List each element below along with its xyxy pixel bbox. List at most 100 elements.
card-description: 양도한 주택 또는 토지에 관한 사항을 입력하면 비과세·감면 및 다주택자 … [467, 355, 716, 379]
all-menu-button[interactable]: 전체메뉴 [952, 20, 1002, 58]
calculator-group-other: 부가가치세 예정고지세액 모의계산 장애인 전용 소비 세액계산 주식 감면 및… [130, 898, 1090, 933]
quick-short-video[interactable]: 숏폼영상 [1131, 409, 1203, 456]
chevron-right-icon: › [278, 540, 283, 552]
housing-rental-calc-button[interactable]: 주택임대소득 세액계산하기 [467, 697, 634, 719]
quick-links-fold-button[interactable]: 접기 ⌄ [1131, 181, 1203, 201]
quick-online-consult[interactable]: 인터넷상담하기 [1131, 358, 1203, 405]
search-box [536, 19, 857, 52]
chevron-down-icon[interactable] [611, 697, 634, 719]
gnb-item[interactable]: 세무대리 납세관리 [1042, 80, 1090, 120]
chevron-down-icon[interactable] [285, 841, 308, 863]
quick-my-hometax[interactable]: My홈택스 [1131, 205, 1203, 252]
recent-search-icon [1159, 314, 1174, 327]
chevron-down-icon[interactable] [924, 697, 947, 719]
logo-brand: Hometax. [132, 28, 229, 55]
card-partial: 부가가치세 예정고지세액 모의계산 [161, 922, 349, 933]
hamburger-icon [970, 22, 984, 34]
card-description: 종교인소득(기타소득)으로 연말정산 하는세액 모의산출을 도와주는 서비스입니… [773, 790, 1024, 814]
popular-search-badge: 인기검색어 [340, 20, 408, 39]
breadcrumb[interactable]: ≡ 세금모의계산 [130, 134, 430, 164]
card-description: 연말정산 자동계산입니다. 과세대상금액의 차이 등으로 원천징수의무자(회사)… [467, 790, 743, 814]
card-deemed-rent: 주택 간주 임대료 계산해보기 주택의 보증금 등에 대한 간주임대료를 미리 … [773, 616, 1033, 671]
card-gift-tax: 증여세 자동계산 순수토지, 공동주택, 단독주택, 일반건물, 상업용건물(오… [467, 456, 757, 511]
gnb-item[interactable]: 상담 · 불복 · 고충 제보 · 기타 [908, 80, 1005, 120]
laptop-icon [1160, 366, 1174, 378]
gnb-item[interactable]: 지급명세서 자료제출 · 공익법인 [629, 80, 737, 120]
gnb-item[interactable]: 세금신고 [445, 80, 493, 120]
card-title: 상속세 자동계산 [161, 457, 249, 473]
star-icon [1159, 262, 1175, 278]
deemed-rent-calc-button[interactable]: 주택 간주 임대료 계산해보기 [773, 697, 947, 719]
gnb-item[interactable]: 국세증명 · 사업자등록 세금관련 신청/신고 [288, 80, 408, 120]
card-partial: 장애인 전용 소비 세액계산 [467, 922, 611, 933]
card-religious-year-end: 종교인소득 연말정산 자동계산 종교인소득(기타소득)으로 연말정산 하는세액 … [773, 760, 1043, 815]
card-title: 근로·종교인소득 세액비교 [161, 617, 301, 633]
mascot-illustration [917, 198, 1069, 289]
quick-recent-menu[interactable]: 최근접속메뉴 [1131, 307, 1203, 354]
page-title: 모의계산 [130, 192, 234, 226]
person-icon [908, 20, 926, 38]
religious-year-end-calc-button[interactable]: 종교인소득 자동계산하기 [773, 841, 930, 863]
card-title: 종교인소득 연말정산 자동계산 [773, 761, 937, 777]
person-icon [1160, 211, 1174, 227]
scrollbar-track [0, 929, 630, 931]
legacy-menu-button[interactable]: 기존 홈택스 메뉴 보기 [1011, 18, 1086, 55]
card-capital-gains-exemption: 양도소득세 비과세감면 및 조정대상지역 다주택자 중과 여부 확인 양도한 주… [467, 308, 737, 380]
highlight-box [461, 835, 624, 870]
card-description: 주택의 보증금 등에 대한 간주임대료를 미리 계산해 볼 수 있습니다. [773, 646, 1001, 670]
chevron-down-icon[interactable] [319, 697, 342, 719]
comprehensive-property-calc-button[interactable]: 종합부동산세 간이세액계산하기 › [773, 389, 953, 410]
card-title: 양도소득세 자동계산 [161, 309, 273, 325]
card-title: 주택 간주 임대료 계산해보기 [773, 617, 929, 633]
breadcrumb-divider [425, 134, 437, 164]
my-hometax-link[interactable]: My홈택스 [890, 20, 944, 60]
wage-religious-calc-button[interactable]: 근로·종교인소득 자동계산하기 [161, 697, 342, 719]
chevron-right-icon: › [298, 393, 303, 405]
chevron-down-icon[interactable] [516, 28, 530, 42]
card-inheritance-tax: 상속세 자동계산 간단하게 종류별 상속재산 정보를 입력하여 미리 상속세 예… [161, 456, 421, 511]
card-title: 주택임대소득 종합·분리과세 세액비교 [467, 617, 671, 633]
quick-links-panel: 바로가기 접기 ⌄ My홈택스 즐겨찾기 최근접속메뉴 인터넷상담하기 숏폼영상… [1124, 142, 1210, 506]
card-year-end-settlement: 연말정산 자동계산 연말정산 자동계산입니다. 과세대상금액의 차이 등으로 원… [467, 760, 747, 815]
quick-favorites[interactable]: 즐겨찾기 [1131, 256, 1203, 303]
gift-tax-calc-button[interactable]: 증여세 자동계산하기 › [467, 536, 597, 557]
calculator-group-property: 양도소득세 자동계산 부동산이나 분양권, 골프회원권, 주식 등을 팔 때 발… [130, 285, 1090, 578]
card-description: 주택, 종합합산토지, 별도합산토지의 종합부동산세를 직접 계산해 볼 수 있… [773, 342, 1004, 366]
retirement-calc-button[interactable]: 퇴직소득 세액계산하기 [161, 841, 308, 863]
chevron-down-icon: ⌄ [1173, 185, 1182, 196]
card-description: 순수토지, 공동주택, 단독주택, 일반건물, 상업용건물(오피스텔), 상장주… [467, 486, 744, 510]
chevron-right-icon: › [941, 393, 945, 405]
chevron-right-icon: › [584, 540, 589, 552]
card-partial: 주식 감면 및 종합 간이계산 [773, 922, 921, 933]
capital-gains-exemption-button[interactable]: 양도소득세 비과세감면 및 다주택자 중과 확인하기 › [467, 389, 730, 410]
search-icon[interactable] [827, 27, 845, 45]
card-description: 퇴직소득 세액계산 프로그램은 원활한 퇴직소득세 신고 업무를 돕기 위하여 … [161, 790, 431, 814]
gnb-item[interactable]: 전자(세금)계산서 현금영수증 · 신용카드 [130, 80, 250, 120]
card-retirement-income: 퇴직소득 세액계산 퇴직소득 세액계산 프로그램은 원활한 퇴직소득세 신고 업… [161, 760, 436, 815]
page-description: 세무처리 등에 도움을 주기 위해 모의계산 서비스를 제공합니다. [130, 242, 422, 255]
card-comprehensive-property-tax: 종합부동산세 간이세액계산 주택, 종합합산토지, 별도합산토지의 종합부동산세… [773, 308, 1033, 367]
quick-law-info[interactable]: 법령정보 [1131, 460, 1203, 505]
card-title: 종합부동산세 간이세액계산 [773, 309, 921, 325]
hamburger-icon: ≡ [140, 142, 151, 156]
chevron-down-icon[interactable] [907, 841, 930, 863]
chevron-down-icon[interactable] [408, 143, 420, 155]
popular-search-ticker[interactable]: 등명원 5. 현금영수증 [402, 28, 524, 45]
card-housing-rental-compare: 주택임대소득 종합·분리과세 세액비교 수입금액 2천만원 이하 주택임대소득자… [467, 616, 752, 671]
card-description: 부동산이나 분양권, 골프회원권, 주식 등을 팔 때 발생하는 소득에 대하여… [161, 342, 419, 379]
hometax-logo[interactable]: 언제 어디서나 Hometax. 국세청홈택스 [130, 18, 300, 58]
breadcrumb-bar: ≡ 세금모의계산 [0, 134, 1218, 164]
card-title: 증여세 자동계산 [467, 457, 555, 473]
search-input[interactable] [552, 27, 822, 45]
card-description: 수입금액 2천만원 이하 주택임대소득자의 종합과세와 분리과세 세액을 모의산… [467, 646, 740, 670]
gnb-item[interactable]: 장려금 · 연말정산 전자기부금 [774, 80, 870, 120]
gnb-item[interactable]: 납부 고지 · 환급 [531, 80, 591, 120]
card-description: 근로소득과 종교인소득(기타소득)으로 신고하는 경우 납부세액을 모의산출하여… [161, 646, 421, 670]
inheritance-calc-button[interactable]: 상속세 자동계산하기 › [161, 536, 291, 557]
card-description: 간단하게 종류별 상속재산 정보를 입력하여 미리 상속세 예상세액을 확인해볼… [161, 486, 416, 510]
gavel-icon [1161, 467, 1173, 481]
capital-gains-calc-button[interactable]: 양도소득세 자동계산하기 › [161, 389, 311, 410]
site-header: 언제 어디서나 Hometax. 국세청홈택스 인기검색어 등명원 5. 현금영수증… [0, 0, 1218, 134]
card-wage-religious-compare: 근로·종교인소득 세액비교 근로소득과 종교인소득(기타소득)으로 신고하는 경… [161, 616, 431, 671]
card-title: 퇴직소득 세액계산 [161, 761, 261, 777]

· · · · ·

Aim of the task: Copy out verbatim the stretch of the items above from the first line through the line containing "all-menu-button[interactable]: 전체메뉴 [952, 20, 1002, 58]", including both of those lines.

Response to the task:
List each element below along with its xyxy pixel bbox. List at most 100 elements.
card-description: 양도한 주택 또는 토지에 관한 사항을 입력하면 비과세·감면 및 다주택자 … [467, 355, 716, 379]
all-menu-button[interactable]: 전체메뉴 [952, 20, 1002, 58]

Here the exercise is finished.